● **Aim**
Transcribe all of the material exactly. Any picture in it should be left out.
[Start Listed records]
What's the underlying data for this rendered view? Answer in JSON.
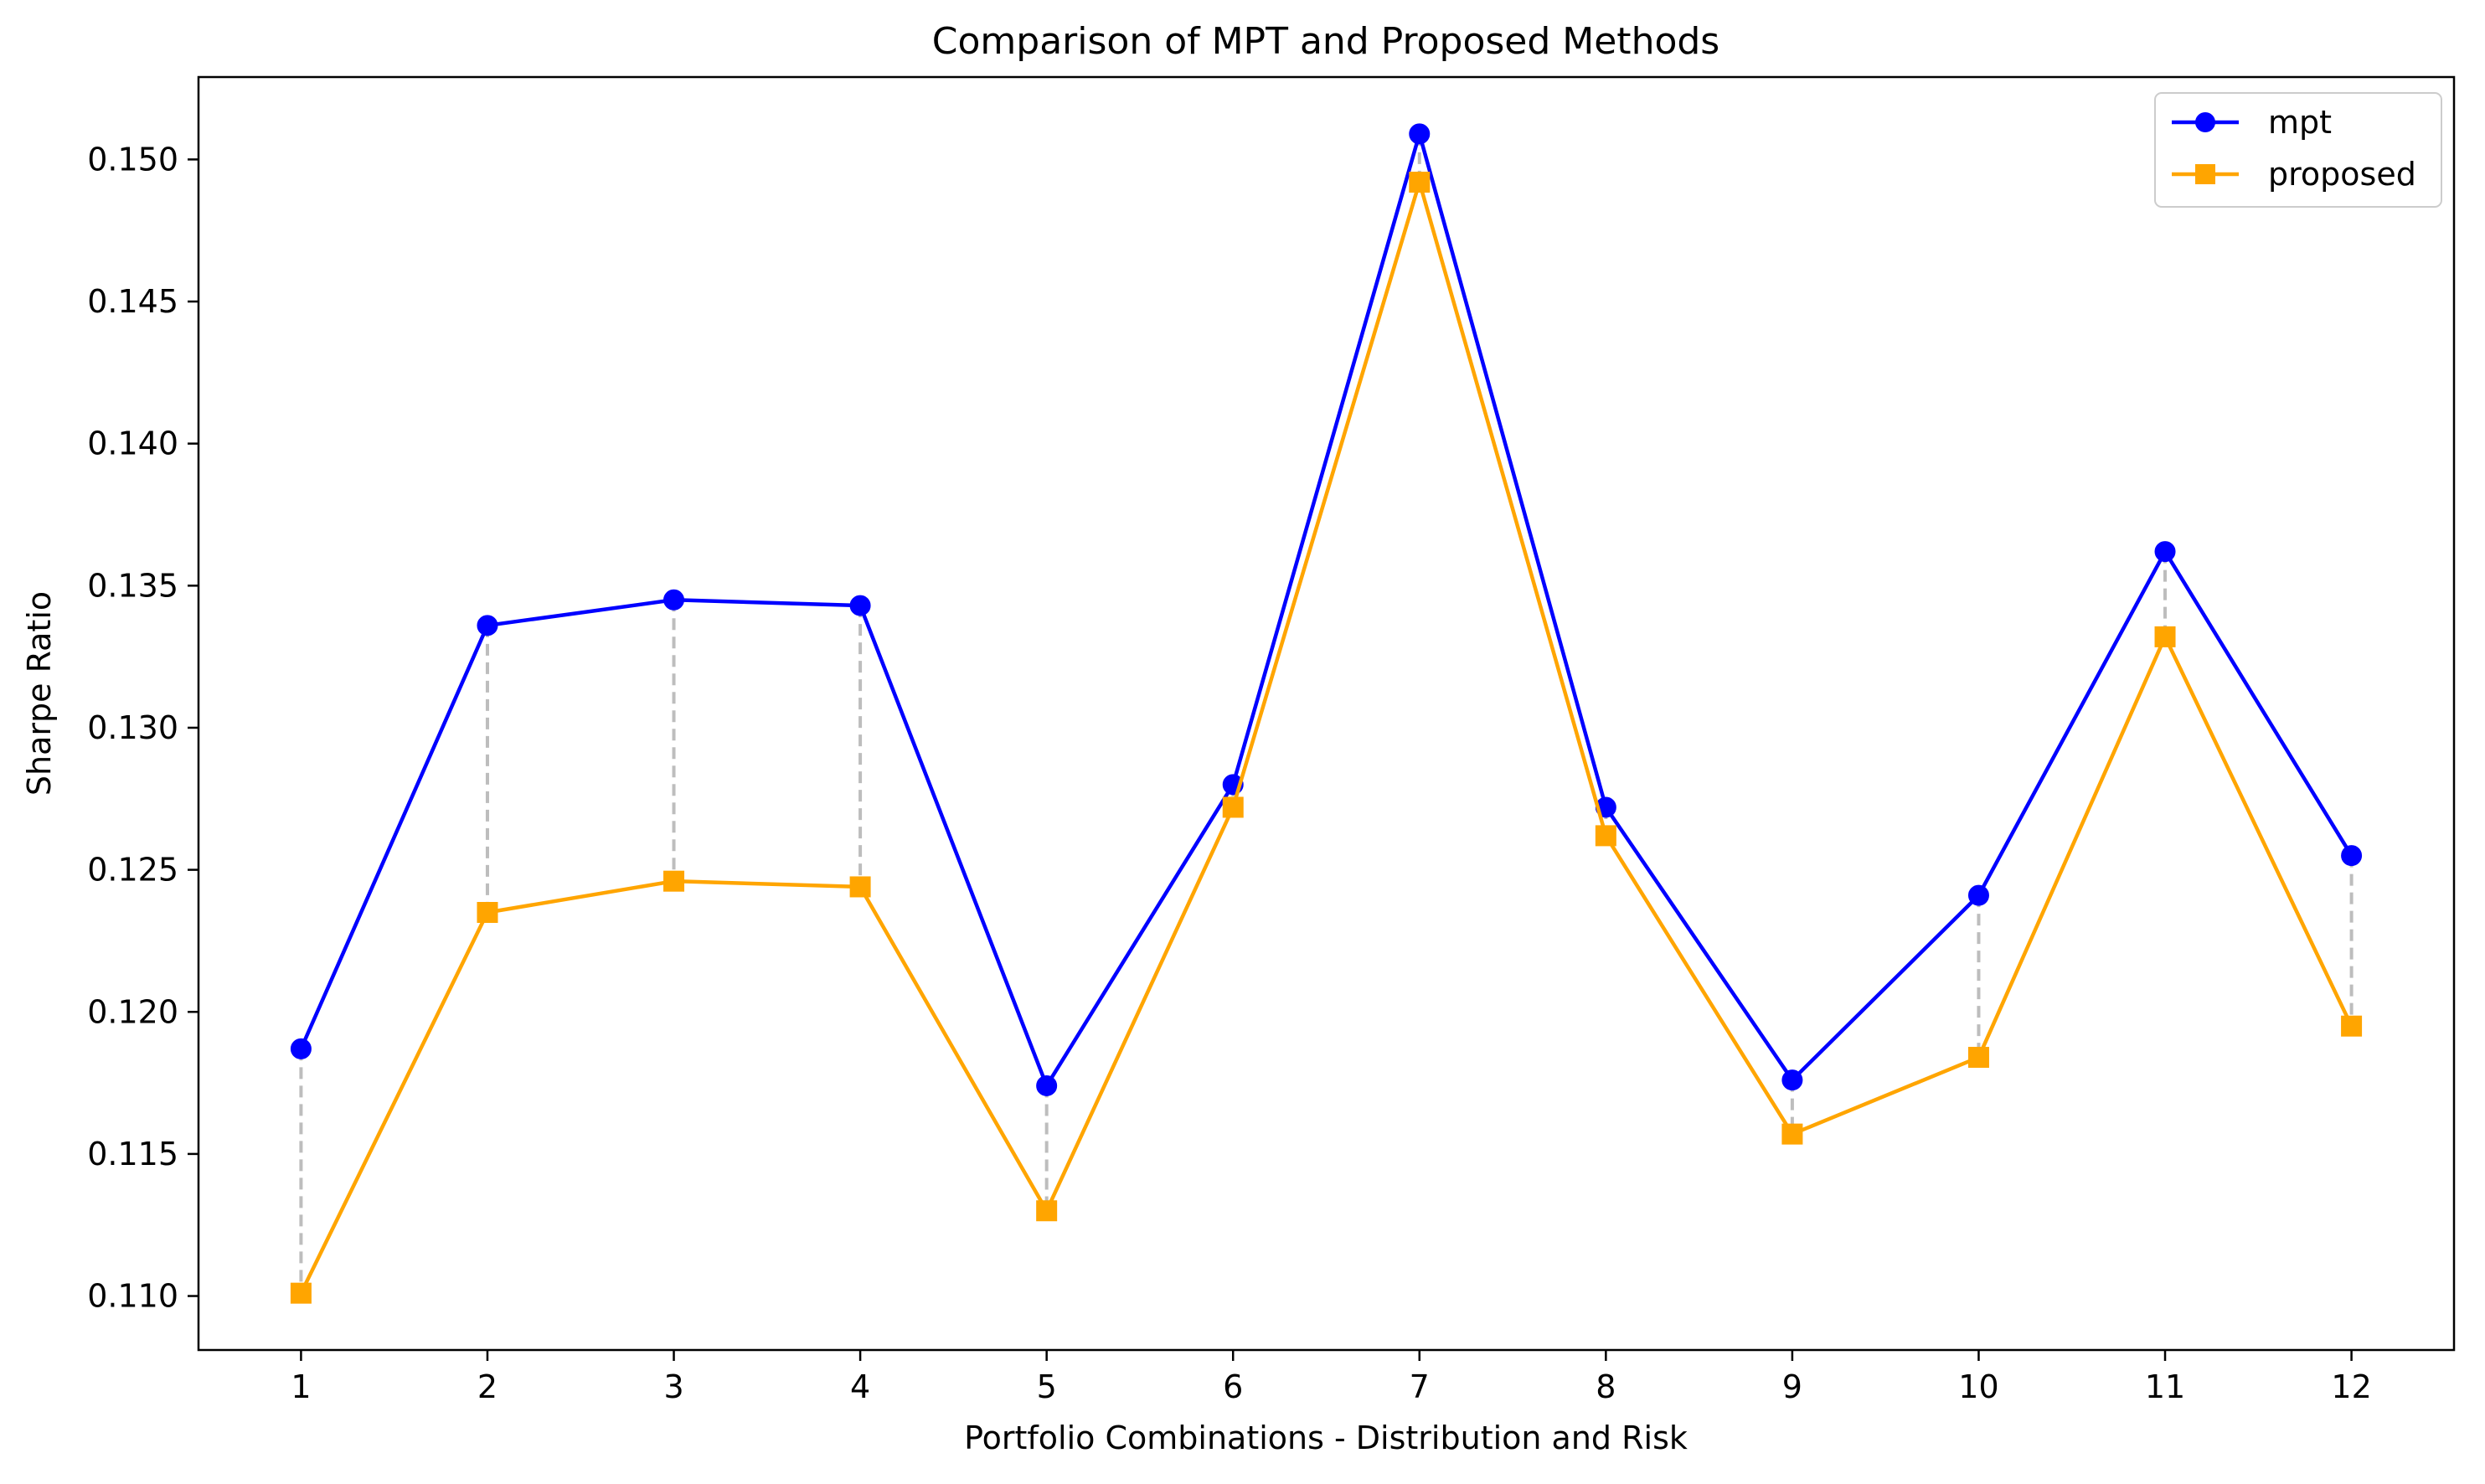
{
  "chart_data": {
    "type": "line",
    "title": "Comparison of MPT and Proposed Methods",
    "xlabel": "Portfolio Combinations - Distribution and Risk",
    "ylabel": "Sharpe Ratio",
    "categories": [
      "1",
      "2",
      "3",
      "4",
      "5",
      "6",
      "7",
      "8",
      "9",
      "10",
      "11",
      "12"
    ],
    "x": [
      1,
      2,
      3,
      4,
      5,
      6,
      7,
      8,
      9,
      10,
      11,
      12
    ],
    "xlim": [
      0.45,
      12.55
    ],
    "ylim": [
      0.1081,
      0.1529
    ],
    "yticks": [
      0.11,
      0.115,
      0.12,
      0.125,
      0.13,
      0.135,
      0.14,
      0.145,
      0.15
    ],
    "ytick_labels": [
      "0.110",
      "0.115",
      "0.120",
      "0.125",
      "0.130",
      "0.135",
      "0.140",
      "0.145",
      "0.150"
    ],
    "grid": false,
    "legend_position": "top-right",
    "series": [
      {
        "name": "mpt",
        "color": "#0000ff",
        "marker": "circle",
        "values": [
          0.1187,
          0.1336,
          0.1345,
          0.1343,
          0.1174,
          0.128,
          0.1509,
          0.1272,
          0.1176,
          0.1241,
          0.1362,
          0.1255
        ]
      },
      {
        "name": "proposed",
        "color": "#ffa500",
        "marker": "square",
        "values": [
          0.1101,
          0.1235,
          0.1246,
          0.1244,
          0.113,
          0.1272,
          0.1492,
          0.1262,
          0.1157,
          0.1184,
          0.1332,
          0.1195
        ]
      }
    ],
    "difference_connector_color": "#bdbdbd"
  }
}
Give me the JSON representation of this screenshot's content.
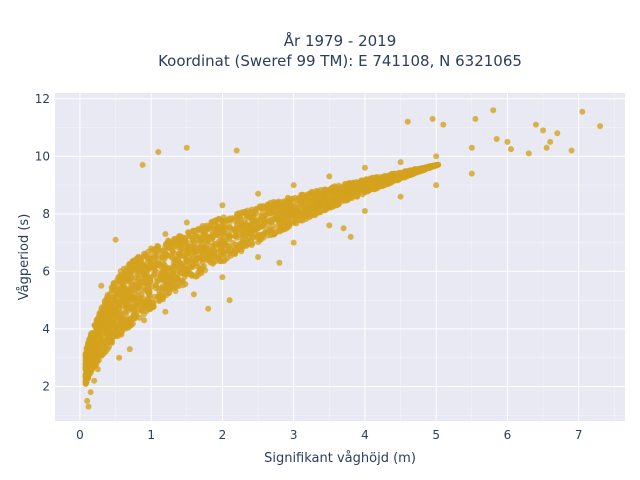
{
  "chart_data": {
    "type": "scatter",
    "title_line1": "År 1979 - 2019",
    "title_line2": "Koordinat (Sweref 99 TM): E 741108, N 6321065",
    "xlabel": "Signifikant våghöjd (m)",
    "ylabel": "Vågperiod (s)",
    "xlim": [
      -0.35,
      7.65
    ],
    "ylim": [
      0.8,
      12.2
    ],
    "x_ticks": [
      0,
      1,
      2,
      3,
      4,
      5,
      6,
      7
    ],
    "y_ticks": [
      2,
      4,
      6,
      8,
      10,
      12
    ],
    "grid": true,
    "legend": "none",
    "colors": {
      "marker": "#d4a21d",
      "plot_bg": "#e8e9f2",
      "grid": "#ffffff",
      "text": "#2a3f5f"
    },
    "series": [
      {
        "points": [
          [
            0.1,
            1.5
          ],
          [
            0.12,
            1.3
          ],
          [
            0.15,
            1.8
          ],
          [
            0.2,
            2.2
          ],
          [
            0.25,
            2.6
          ],
          [
            0.3,
            3.1
          ],
          [
            0.35,
            3.6
          ],
          [
            0.4,
            4.0
          ],
          [
            0.5,
            4.6
          ],
          [
            0.6,
            5.2
          ],
          [
            0.7,
            5.7
          ],
          [
            0.8,
            6.2
          ],
          [
            1.0,
            6.8
          ],
          [
            1.2,
            7.3
          ],
          [
            1.5,
            7.7
          ],
          [
            2.0,
            8.3
          ],
          [
            2.5,
            8.7
          ],
          [
            3.0,
            9.0
          ],
          [
            3.5,
            9.3
          ],
          [
            4.0,
            9.6
          ],
          [
            4.5,
            9.8
          ],
          [
            5.0,
            10.0
          ],
          [
            5.5,
            10.3
          ],
          [
            6.0,
            10.5
          ],
          [
            0.6,
            4.0
          ],
          [
            0.9,
            4.3
          ],
          [
            1.2,
            4.6
          ],
          [
            1.6,
            5.2
          ],
          [
            2.0,
            5.8
          ],
          [
            2.5,
            6.5
          ],
          [
            3.0,
            7.0
          ],
          [
            3.5,
            7.6
          ],
          [
            4.0,
            8.1
          ],
          [
            4.5,
            8.6
          ],
          [
            5.0,
            9.0
          ],
          [
            5.5,
            9.4
          ],
          [
            6.6,
            10.5
          ],
          [
            6.55,
            10.3
          ],
          [
            6.5,
            10.9
          ],
          [
            6.7,
            10.8
          ],
          [
            6.4,
            11.1
          ],
          [
            7.05,
            11.55
          ],
          [
            7.3,
            11.05
          ],
          [
            5.8,
            11.6
          ],
          [
            5.55,
            11.3
          ],
          [
            5.1,
            11.1
          ],
          [
            4.95,
            11.3
          ],
          [
            4.6,
            11.2
          ],
          [
            2.2,
            10.2
          ],
          [
            1.5,
            10.3
          ],
          [
            1.1,
            10.15
          ],
          [
            0.88,
            9.7
          ],
          [
            0.5,
            7.1
          ],
          [
            0.3,
            5.5
          ],
          [
            6.3,
            10.1
          ],
          [
            6.05,
            10.25
          ],
          [
            5.85,
            10.6
          ],
          [
            6.9,
            10.2
          ],
          [
            3.8,
            7.2
          ],
          [
            3.7,
            7.5
          ],
          [
            2.1,
            5.0
          ],
          [
            4.1,
            9.0
          ],
          [
            2.8,
            6.3
          ],
          [
            1.8,
            4.7
          ],
          [
            0.55,
            3.0
          ],
          [
            0.7,
            3.3
          ]
        ]
      }
    ]
  }
}
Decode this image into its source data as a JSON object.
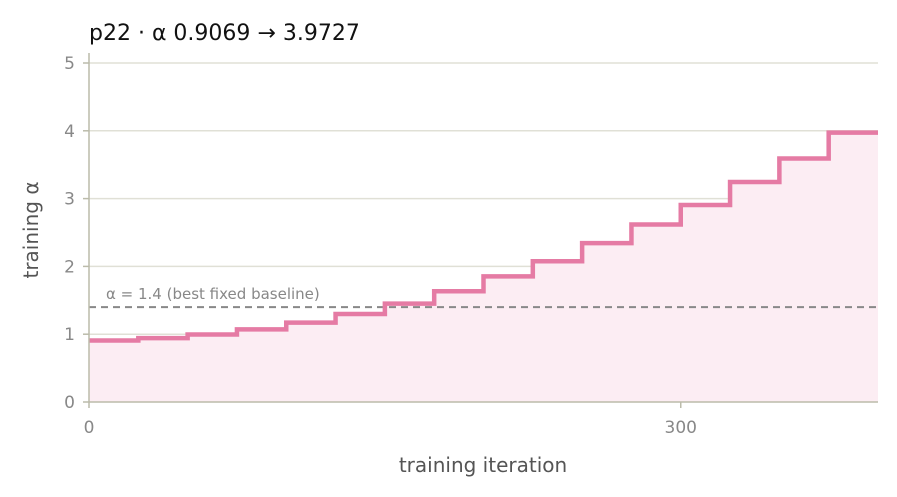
{
  "chart_data": {
    "type": "line",
    "title": "p22   ·   α 0.9069 → 3.9727",
    "xlabel": "training iteration",
    "ylabel": "training α",
    "xlim": [
      0,
      400
    ],
    "ylim": [
      0,
      5
    ],
    "x_ticks": [
      0,
      300
    ],
    "y_ticks": [
      0,
      1,
      2,
      3,
      4,
      5
    ],
    "grid": "horizontal",
    "line_color": "#e57ba4",
    "fill_color": "#fcedf3",
    "step_width": 25,
    "values": [
      0.9069,
      0.9415,
      0.9957,
      1.0714,
      1.1707,
      1.2978,
      1.4509,
      1.6343,
      1.8522,
      2.0755,
      2.3429,
      2.6177,
      2.9048,
      3.2445,
      3.5906,
      3.9727
    ],
    "baseline": {
      "value": 1.4,
      "label": "α = 1.4 (best fixed baseline)",
      "color": "#888888"
    }
  }
}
[End Listed records]
● **Response below**
What's the underlying data for this rendered view? Answer in JSON.
{
  "chart_data": {
    "type": "line",
    "title": "Comparison of MPT and Proposed Methods",
    "xlabel": "Portfolio Combinations - Distribution and Risk",
    "ylabel": "Sharpe Ratio",
    "categories": [
      "1",
      "2",
      "3",
      "4",
      "5",
      "6",
      "7",
      "8",
      "9",
      "10",
      "11",
      "12"
    ],
    "x": [
      1,
      2,
      3,
      4,
      5,
      6,
      7,
      8,
      9,
      10,
      11,
      12
    ],
    "xlim": [
      0.45,
      12.55
    ],
    "ylim": [
      0.1081,
      0.1529
    ],
    "yticks": [
      0.11,
      0.115,
      0.12,
      0.125,
      0.13,
      0.135,
      0.14,
      0.145,
      0.15
    ],
    "ytick_labels": [
      "0.110",
      "0.115",
      "0.120",
      "0.125",
      "0.130",
      "0.135",
      "0.140",
      "0.145",
      "0.150"
    ],
    "grid": false,
    "legend_position": "top-right",
    "series": [
      {
        "name": "mpt",
        "color": "#0000ff",
        "marker": "circle",
        "values": [
          0.1187,
          0.1336,
          0.1345,
          0.1343,
          0.1174,
          0.128,
          0.1509,
          0.1272,
          0.1176,
          0.1241,
          0.1362,
          0.1255
        ]
      },
      {
        "name": "proposed",
        "color": "#ffa500",
        "marker": "square",
        "values": [
          0.1101,
          0.1235,
          0.1246,
          0.1244,
          0.113,
          0.1272,
          0.1492,
          0.1262,
          0.1157,
          0.1184,
          0.1332,
          0.1195
        ]
      }
    ],
    "difference_connector_color": "#bdbdbd"
  }
}
Give me the JSON representation of this screenshot's content.
{
  "chart_data": {
    "type": "scatter",
    "title_line1": "År 1979 - 2019",
    "title_line2": "Koordinat (Sweref 99 TM): E 741108, N 6321065",
    "xlabel": "Signifikant våghöjd (m)",
    "ylabel": "Vågperiod (s)",
    "xlim": [
      -0.35,
      7.65
    ],
    "ylim": [
      0.8,
      12.2
    ],
    "x_ticks": [
      0,
      1,
      2,
      3,
      4,
      5,
      6,
      7
    ],
    "y_ticks": [
      2,
      4,
      6,
      8,
      10,
      12
    ],
    "grid": true,
    "legend": "none",
    "colors": {
      "marker": "#d4a21d",
      "plot_bg": "#e8e9f2",
      "grid": "#ffffff",
      "text": "#2a3f5f"
    },
    "series": [
      {
        "points": [
          [
            0.1,
            1.5
          ],
          [
            0.12,
            1.3
          ],
          [
            0.15,
            1.8
          ],
          [
            0.2,
            2.2
          ],
          [
            0.25,
            2.6
          ],
          [
            0.3,
            3.1
          ],
          [
            0.35,
            3.6
          ],
          [
            0.4,
            4.0
          ],
          [
            0.5,
            4.6
          ],
          [
            0.6,
            5.2
          ],
          [
            0.7,
            5.7
          ],
          [
            0.8,
            6.2
          ],
          [
            1.0,
            6.8
          ],
          [
            1.2,
            7.3
          ],
          [
            1.5,
            7.7
          ],
          [
            2.0,
            8.3
          ],
          [
            2.5,
            8.7
          ],
          [
            3.0,
            9.0
          ],
          [
            3.5,
            9.3
          ],
          [
            4.0,
            9.6
          ],
          [
            4.5,
            9.8
          ],
          [
            5.0,
            10.0
          ],
          [
            5.5,
            10.3
          ],
          [
            6.0,
            10.5
          ],
          [
            0.6,
            4.0
          ],
          [
            0.9,
            4.3
          ],
          [
            1.2,
            4.6
          ],
          [
            1.6,
            5.2
          ],
          [
            2.0,
            5.8
          ],
          [
            2.5,
            6.5
          ],
          [
            3.0,
            7.0
          ],
          [
            3.5,
            7.6
          ],
          [
            4.0,
            8.1
          ],
          [
            4.5,
            8.6
          ],
          [
            5.0,
            9.0
          ],
          [
            5.5,
            9.4
          ],
          [
            6.6,
            10.5
          ],
          [
            6.55,
            10.3
          ],
          [
            6.5,
            10.9
          ],
          [
            6.7,
            10.8
          ],
          [
            6.4,
            11.1
          ],
          [
            7.05,
            11.55
          ],
          [
            7.3,
            11.05
          ],
          [
            5.8,
            11.6
          ],
          [
            5.55,
            11.3
          ],
          [
            5.1,
            11.1
          ],
          [
            4.95,
            11.3
          ],
          [
            4.6,
            11.2
          ],
          [
            2.2,
            10.2
          ],
          [
            1.5,
            10.3
          ],
          [
            1.1,
            10.15
          ],
          [
            0.88,
            9.7
          ],
          [
            0.5,
            7.1
          ],
          [
            0.3,
            5.5
          ],
          [
            6.3,
            10.1
          ],
          [
            6.05,
            10.25
          ],
          [
            5.85,
            10.6
          ],
          [
            6.9,
            10.2
          ],
          [
            3.8,
            7.2
          ],
          [
            3.7,
            7.5
          ],
          [
            2.1,
            5.0
          ],
          [
            4.1,
            9.0
          ],
          [
            2.8,
            6.3
          ],
          [
            1.8,
            4.7
          ],
          [
            0.55,
            3.0
          ],
          [
            0.7,
            3.3
          ]
        ]
      }
    ]
  }
}
Decode this image into its source data as a JSON object.
{
  "chart_data": {
    "type": "line",
    "title": "p22   ·   α 0.9069 → 3.9727",
    "xlabel": "training iteration",
    "ylabel": "training α",
    "xlim": [
      0,
      400
    ],
    "ylim": [
      0,
      5
    ],
    "x_ticks": [
      0,
      300
    ],
    "y_ticks": [
      0,
      1,
      2,
      3,
      4,
      5
    ],
    "grid": "horizontal",
    "line_color": "#e57ba4",
    "fill_color": "#fcedf3",
    "step_width": 25,
    "values": [
      0.9069,
      0.9415,
      0.9957,
      1.0714,
      1.1707,
      1.2978,
      1.4509,
      1.6343,
      1.8522,
      2.0755,
      2.3429,
      2.6177,
      2.9048,
      3.2445,
      3.5906,
      3.9727
    ],
    "baseline": {
      "value": 1.4,
      "label": "α = 1.4 (best fixed baseline)",
      "color": "#888888"
    }
  }
}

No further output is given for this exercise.